Stated goal:
Omit any picture, and return the remaining data exactly as written.

Dataset excerpts:

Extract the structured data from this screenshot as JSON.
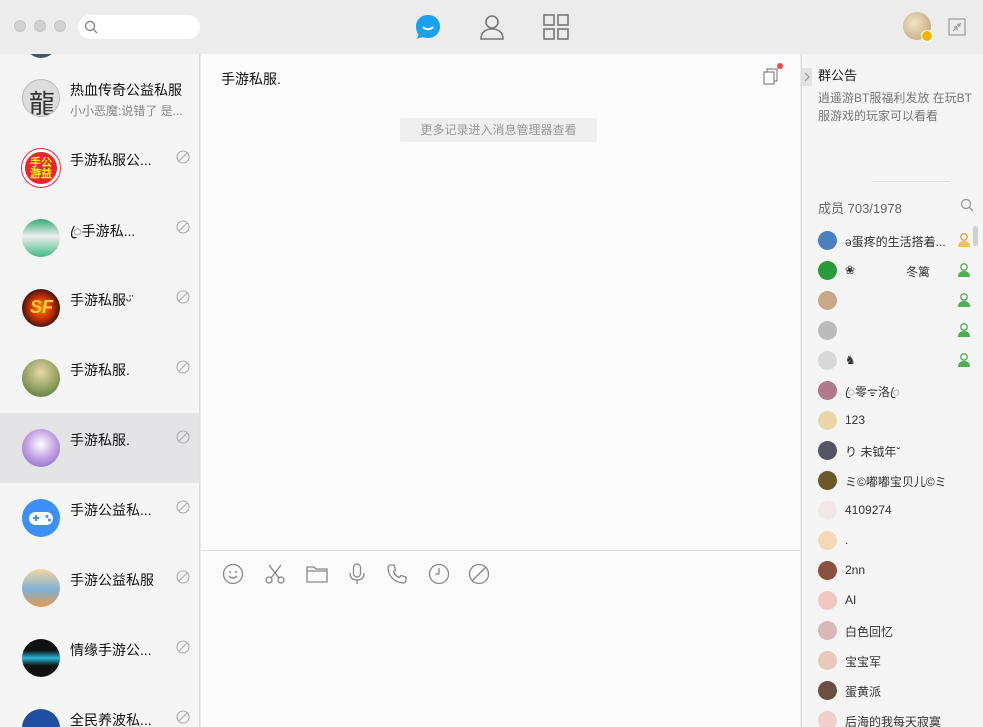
{
  "titlebar": {
    "search_placeholder": "",
    "icons": [
      "chat-bubble-icon",
      "contacts-icon",
      "apps-grid-icon"
    ],
    "accent": "#1aa0f0"
  },
  "sidebar": {
    "items": [
      {
        "name": "热血传奇公益私服",
        "sub": "小小恶魔:说错了  是...",
        "muted": false,
        "active": false
      },
      {
        "name": "手游私服公...",
        "sub": "",
        "muted": true,
        "active": false
      },
      {
        "name": "ꦿ手游私...",
        "sub": "",
        "muted": true,
        "active": false
      },
      {
        "name": "手游私服ᵕ̈",
        "sub": "",
        "muted": true,
        "active": false
      },
      {
        "name": "手游私服.",
        "sub": "",
        "muted": true,
        "active": false
      },
      {
        "name": "手游私服.",
        "sub": "",
        "muted": true,
        "active": true
      },
      {
        "name": "手游公益私...",
        "sub": "",
        "muted": true,
        "active": false
      },
      {
        "name": "手游公益私服",
        "sub": "",
        "muted": true,
        "active": false
      },
      {
        "name": "情缘手游公...",
        "sub": "",
        "muted": true,
        "active": false
      },
      {
        "name": "全民养波私...",
        "sub": "",
        "muted": true,
        "active": false
      }
    ]
  },
  "chat": {
    "title": "手游私服.",
    "history_notice": "更多记录进入消息管理器查看",
    "tools": [
      "emoji-icon",
      "scissors-icon",
      "folder-icon",
      "microphone-icon",
      "phone-icon",
      "clock-icon",
      "block-icon"
    ]
  },
  "panel": {
    "announcement_title": "群公告",
    "announcement_body": "逍遥游BT服福利发放    在玩BT服游戏的玩家可以看看",
    "members_label": "成员 703/1978",
    "members": [
      {
        "name": "ə蛋疼的生活搭着...",
        "extra": "",
        "admin": true
      },
      {
        "name": "❀",
        "extra": "冬篱",
        "admin": true
      },
      {
        "name": "",
        "extra": "",
        "admin": true
      },
      {
        "name": "",
        "extra": "",
        "admin": true
      },
      {
        "name": "♞",
        "extra": "",
        "admin": true
      },
      {
        "name": "ꦿ零ᯤ洛ꦿ",
        "extra": "",
        "admin": false
      },
      {
        "name": "123",
        "extra": "",
        "admin": false
      },
      {
        "name": "り 未钺年ˇ",
        "extra": "",
        "admin": false
      },
      {
        "name": "ミ©嘟嘟宝贝儿©ミ",
        "extra": "",
        "admin": false
      },
      {
        "name": "4109274",
        "extra": "",
        "admin": false
      },
      {
        "name": ".",
        "extra": "",
        "admin": false
      },
      {
        "name": "2nn",
        "extra": "",
        "admin": false
      },
      {
        "name": "AI",
        "extra": "",
        "admin": false
      },
      {
        "name": "白色回忆",
        "extra": "",
        "admin": false
      },
      {
        "name": "宝宝军",
        "extra": "",
        "admin": false
      },
      {
        "name": "蛋黄派",
        "extra": "",
        "admin": false
      },
      {
        "name": "后海的我每天寂寞",
        "extra": "",
        "admin": false
      }
    ]
  }
}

Output for this task:
Extract the structured data from this screenshot as JSON.
{
  "titlebar": {
    "search_placeholder": "",
    "icons": [
      "chat-bubble-icon",
      "contacts-icon",
      "apps-grid-icon"
    ],
    "accent": "#1aa0f0"
  },
  "sidebar": {
    "items": [
      {
        "name": "热血传奇公益私服",
        "sub": "小小恶魔:说错了  是...",
        "muted": false,
        "active": false
      },
      {
        "name": "手游私服公...",
        "sub": "",
        "muted": true,
        "active": false
      },
      {
        "name": "ꦿ手游私...",
        "sub": "",
        "muted": true,
        "active": false
      },
      {
        "name": "手游私服ᵕ̈",
        "sub": "",
        "muted": true,
        "active": false
      },
      {
        "name": "手游私服.",
        "sub": "",
        "muted": true,
        "active": false
      },
      {
        "name": "手游私服.",
        "sub": "",
        "muted": true,
        "active": true
      },
      {
        "name": "手游公益私...",
        "sub": "",
        "muted": true,
        "active": false
      },
      {
        "name": "手游公益私服",
        "sub": "",
        "muted": true,
        "active": false
      },
      {
        "name": "情缘手游公...",
        "sub": "",
        "muted": true,
        "active": false
      },
      {
        "name": "全民养波私...",
        "sub": "",
        "muted": true,
        "active": false
      }
    ]
  },
  "chat": {
    "title": "手游私服.",
    "history_notice": "更多记录进入消息管理器查看",
    "tools": [
      "emoji-icon",
      "scissors-icon",
      "folder-icon",
      "microphone-icon",
      "phone-icon",
      "clock-icon",
      "block-icon"
    ]
  },
  "panel": {
    "announcement_title": "群公告",
    "announcement_body": "逍遥游BT服福利发放    在玩BT服游戏的玩家可以看看",
    "members_label": "成员 703/1978",
    "members": [
      {
        "name": "ə蛋疼的生活搭着...",
        "extra": "",
        "admin": true
      },
      {
        "name": "❀",
        "extra": "冬篱",
        "admin": true
      },
      {
        "name": "",
        "extra": "",
        "admin": true
      },
      {
        "name": "",
        "extra": "",
        "admin": true
      },
      {
        "name": "♞",
        "extra": "",
        "admin": true
      },
      {
        "name": "ꦿ零ᯤ洛ꦿ",
        "extra": "",
        "admin": false
      },
      {
        "name": "123",
        "extra": "",
        "admin": false
      },
      {
        "name": "り 未钺年ˇ",
        "extra": "",
        "admin": false
      },
      {
        "name": "ミ©嘟嘟宝贝儿©ミ",
        "extra": "",
        "admin": false
      },
      {
        "name": "4109274",
        "extra": "",
        "admin": false
      },
      {
        "name": ".",
        "extra": "",
        "admin": false
      },
      {
        "name": "2nn",
        "extra": "",
        "admin": false
      },
      {
        "name": "AI",
        "extra": "",
        "admin": false
      },
      {
        "name": "白色回忆",
        "extra": "",
        "admin": false
      },
      {
        "name": "宝宝军",
        "extra": "",
        "admin": false
      },
      {
        "name": "蛋黄派",
        "extra": "",
        "admin": false
      },
      {
        "name": "后海的我每天寂寞",
        "extra": "",
        "admin": false
      }
    ]
  }
}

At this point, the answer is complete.